_Your task_: Copy out the entries below in full and exactly.

_Data_:

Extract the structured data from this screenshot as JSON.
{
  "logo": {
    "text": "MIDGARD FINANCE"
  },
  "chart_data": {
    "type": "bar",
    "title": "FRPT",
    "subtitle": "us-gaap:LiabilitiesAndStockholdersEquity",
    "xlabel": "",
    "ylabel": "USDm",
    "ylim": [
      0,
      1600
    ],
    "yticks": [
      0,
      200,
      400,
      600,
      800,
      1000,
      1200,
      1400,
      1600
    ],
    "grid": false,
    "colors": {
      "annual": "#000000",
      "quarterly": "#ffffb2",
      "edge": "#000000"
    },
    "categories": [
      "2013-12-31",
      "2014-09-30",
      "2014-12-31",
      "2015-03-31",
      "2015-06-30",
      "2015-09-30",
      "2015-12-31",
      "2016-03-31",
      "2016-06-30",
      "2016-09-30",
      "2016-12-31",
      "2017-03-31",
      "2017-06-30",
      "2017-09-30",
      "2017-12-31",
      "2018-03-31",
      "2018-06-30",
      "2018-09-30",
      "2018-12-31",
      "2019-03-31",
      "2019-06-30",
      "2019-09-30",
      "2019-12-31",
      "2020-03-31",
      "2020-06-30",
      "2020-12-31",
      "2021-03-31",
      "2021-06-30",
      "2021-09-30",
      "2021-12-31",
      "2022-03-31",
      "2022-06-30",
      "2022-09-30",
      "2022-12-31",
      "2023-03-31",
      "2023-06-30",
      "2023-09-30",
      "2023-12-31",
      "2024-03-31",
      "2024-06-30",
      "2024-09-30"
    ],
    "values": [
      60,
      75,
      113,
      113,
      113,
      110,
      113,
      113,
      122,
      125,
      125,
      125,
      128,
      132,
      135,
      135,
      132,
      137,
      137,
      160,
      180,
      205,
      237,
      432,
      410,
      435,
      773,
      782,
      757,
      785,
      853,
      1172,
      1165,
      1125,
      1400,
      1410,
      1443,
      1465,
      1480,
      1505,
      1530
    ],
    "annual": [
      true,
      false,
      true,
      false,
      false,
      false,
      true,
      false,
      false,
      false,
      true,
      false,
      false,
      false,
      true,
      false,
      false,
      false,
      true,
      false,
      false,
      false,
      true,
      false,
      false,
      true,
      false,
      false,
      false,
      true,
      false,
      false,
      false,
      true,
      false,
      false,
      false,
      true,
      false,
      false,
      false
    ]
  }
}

_Exercise output_:
Extract the structured data from this screenshot as JSON.
{
  "logo": {
    "text": "MIDGARD FINANCE"
  },
  "chart_data": {
    "type": "bar",
    "title": "FRPT",
    "subtitle": "us-gaap:LiabilitiesAndStockholdersEquity",
    "xlabel": "",
    "ylabel": "USDm",
    "ylim": [
      0,
      1600
    ],
    "yticks": [
      0,
      200,
      400,
      600,
      800,
      1000,
      1200,
      1400,
      1600
    ],
    "grid": false,
    "colors": {
      "annual": "#000000",
      "quarterly": "#ffffb2",
      "edge": "#000000"
    },
    "categories": [
      "2013-12-31",
      "2014-09-30",
      "2014-12-31",
      "2015-03-31",
      "2015-06-30",
      "2015-09-30",
      "2015-12-31",
      "2016-03-31",
      "2016-06-30",
      "2016-09-30",
      "2016-12-31",
      "2017-03-31",
      "2017-06-30",
      "2017-09-30",
      "2017-12-31",
      "2018-03-31",
      "2018-06-30",
      "2018-09-30",
      "2018-12-31",
      "2019-03-31",
      "2019-06-30",
      "2019-09-30",
      "2019-12-31",
      "2020-03-31",
      "2020-06-30",
      "2020-12-31",
      "2021-03-31",
      "2021-06-30",
      "2021-09-30",
      "2021-12-31",
      "2022-03-31",
      "2022-06-30",
      "2022-09-30",
      "2022-12-31",
      "2023-03-31",
      "2023-06-30",
      "2023-09-30",
      "2023-12-31",
      "2024-03-31",
      "2024-06-30",
      "2024-09-30"
    ],
    "values": [
      60,
      75,
      113,
      113,
      113,
      110,
      113,
      113,
      122,
      125,
      125,
      125,
      128,
      132,
      135,
      135,
      132,
      137,
      137,
      160,
      180,
      205,
      237,
      432,
      410,
      435,
      773,
      782,
      757,
      785,
      853,
      1172,
      1165,
      1125,
      1400,
      1410,
      1443,
      1465,
      1480,
      1505,
      1530
    ],
    "annual": [
      true,
      false,
      true,
      false,
      false,
      false,
      true,
      false,
      false,
      false,
      true,
      false,
      false,
      false,
      true,
      false,
      false,
      false,
      true,
      false,
      false,
      false,
      true,
      false,
      false,
      true,
      false,
      false,
      false,
      true,
      false,
      false,
      false,
      true,
      false,
      false,
      false,
      true,
      false,
      false,
      false
    ]
  }
}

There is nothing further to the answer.